WHAT TO WORK ON –
Transcribe the material below exactly as it appears.

::: PROVIDED INFORMATION :::

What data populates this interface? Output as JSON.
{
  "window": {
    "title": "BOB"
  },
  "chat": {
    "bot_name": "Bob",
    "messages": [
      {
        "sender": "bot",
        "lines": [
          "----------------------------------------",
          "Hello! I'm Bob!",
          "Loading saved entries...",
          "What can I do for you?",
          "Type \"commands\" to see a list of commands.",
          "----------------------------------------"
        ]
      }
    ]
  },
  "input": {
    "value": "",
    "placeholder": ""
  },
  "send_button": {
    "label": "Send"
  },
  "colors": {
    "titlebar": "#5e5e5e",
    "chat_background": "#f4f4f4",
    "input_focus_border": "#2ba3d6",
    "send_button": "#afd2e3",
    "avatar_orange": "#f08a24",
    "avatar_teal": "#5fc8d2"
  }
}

:::

SOLUTION TO THIS TASK –
What data populates this interface? Output as JSON.
{
  "window": {
    "title": "BOB"
  },
  "chat": {
    "bot_name": "Bob",
    "messages": [
      {
        "sender": "bot",
        "lines": [
          "----------------------------------------",
          "Hello! I'm Bob!",
          "Loading saved entries...",
          "What can I do for you?",
          "Type \"commands\" to see a list of commands.",
          "----------------------------------------"
        ]
      }
    ]
  },
  "input": {
    "value": "",
    "placeholder": ""
  },
  "send_button": {
    "label": "Send"
  },
  "colors": {
    "titlebar": "#5e5e5e",
    "chat_background": "#f4f4f4",
    "input_focus_border": "#2ba3d6",
    "send_button": "#afd2e3",
    "avatar_orange": "#f08a24",
    "avatar_teal": "#5fc8d2"
  }
}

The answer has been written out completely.